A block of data
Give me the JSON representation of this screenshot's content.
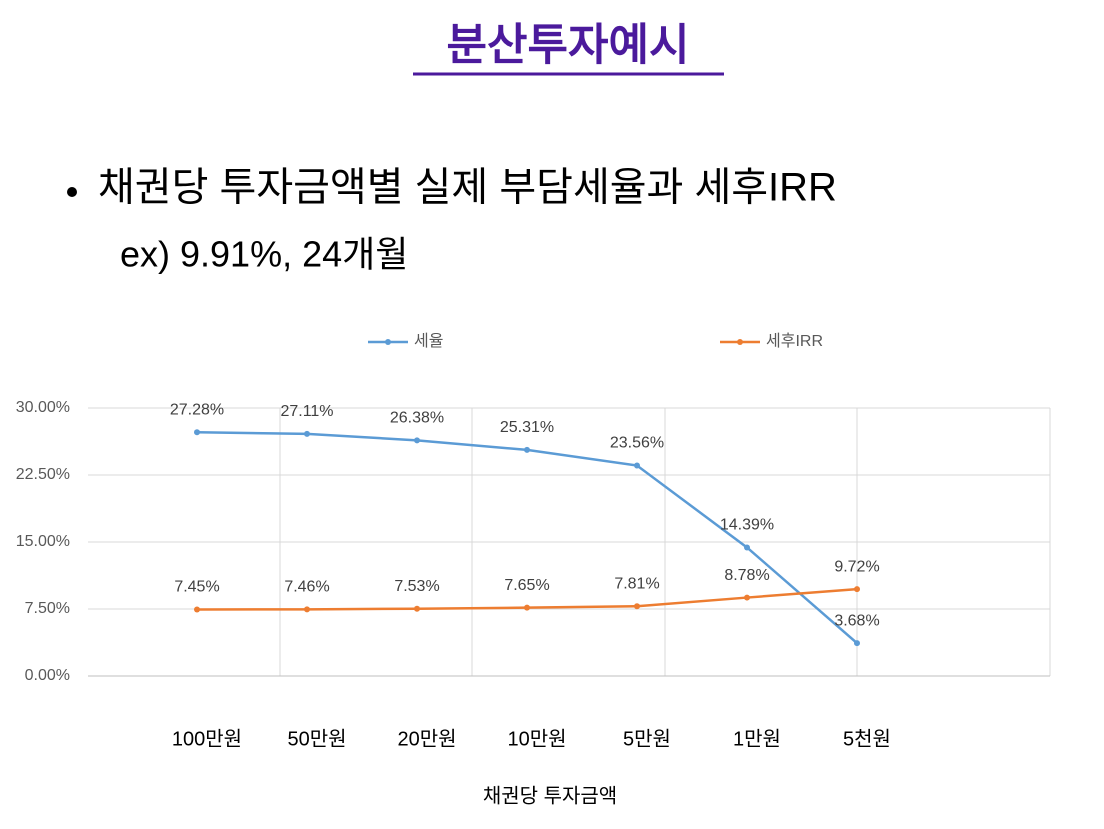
{
  "slide": {
    "title": "분산투자예시",
    "bullet": "채권당 투자금액별 실제 부담세율과 세후IRR",
    "sub": "ex) 9.91%, 24개월"
  },
  "chart_data": {
    "type": "line",
    "x_label": "채권당 투자금액",
    "categories": [
      "100만원",
      "50만원",
      "20만원",
      "10만원",
      "5만원",
      "1만원",
      "5천원"
    ],
    "series": [
      {
        "name": "세율",
        "color": "#5b9bd5",
        "values": [
          27.28,
          27.11,
          26.38,
          25.31,
          23.56,
          14.39,
          3.68
        ],
        "value_labels": [
          "27.28%",
          "27.11%",
          "26.38%",
          "25.31%",
          "23.56%",
          "14.39%",
          "3.68%"
        ]
      },
      {
        "name": "세후IRR",
        "color": "#ed7d31",
        "values": [
          7.45,
          7.46,
          7.53,
          7.65,
          7.81,
          8.78,
          9.72
        ],
        "value_labels": [
          "7.45%",
          "7.46%",
          "7.53%",
          "7.65%",
          "7.81%",
          "8.78%",
          "9.72%"
        ]
      }
    ],
    "ylim": [
      0,
      30
    ],
    "yticks": [
      {
        "value": 0,
        "label": "0.00%"
      },
      {
        "value": 7.5,
        "label": "7.50%"
      },
      {
        "value": 15,
        "label": "15.00%"
      },
      {
        "value": 22.5,
        "label": "22.50%"
      },
      {
        "value": 30,
        "label": "30.00%"
      }
    ],
    "grid": true,
    "legend": "top"
  }
}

## AIM
Without including any pictures, please restate all the records exactly.

## RESPONSE FOR THIS EXERCISE
Give me the JSON representation of this screenshot's content.
{
  "slide": {
    "title": "분산투자예시",
    "bullet": "채권당 투자금액별 실제 부담세율과 세후IRR",
    "sub": "ex) 9.91%, 24개월"
  },
  "chart_data": {
    "type": "line",
    "x_label": "채권당 투자금액",
    "categories": [
      "100만원",
      "50만원",
      "20만원",
      "10만원",
      "5만원",
      "1만원",
      "5천원"
    ],
    "series": [
      {
        "name": "세율",
        "color": "#5b9bd5",
        "values": [
          27.28,
          27.11,
          26.38,
          25.31,
          23.56,
          14.39,
          3.68
        ],
        "value_labels": [
          "27.28%",
          "27.11%",
          "26.38%",
          "25.31%",
          "23.56%",
          "14.39%",
          "3.68%"
        ]
      },
      {
        "name": "세후IRR",
        "color": "#ed7d31",
        "values": [
          7.45,
          7.46,
          7.53,
          7.65,
          7.81,
          8.78,
          9.72
        ],
        "value_labels": [
          "7.45%",
          "7.46%",
          "7.53%",
          "7.65%",
          "7.81%",
          "8.78%",
          "9.72%"
        ]
      }
    ],
    "ylim": [
      0,
      30
    ],
    "yticks": [
      {
        "value": 0,
        "label": "0.00%"
      },
      {
        "value": 7.5,
        "label": "7.50%"
      },
      {
        "value": 15,
        "label": "15.00%"
      },
      {
        "value": 22.5,
        "label": "22.50%"
      },
      {
        "value": 30,
        "label": "30.00%"
      }
    ],
    "grid": true,
    "legend": "top"
  }
}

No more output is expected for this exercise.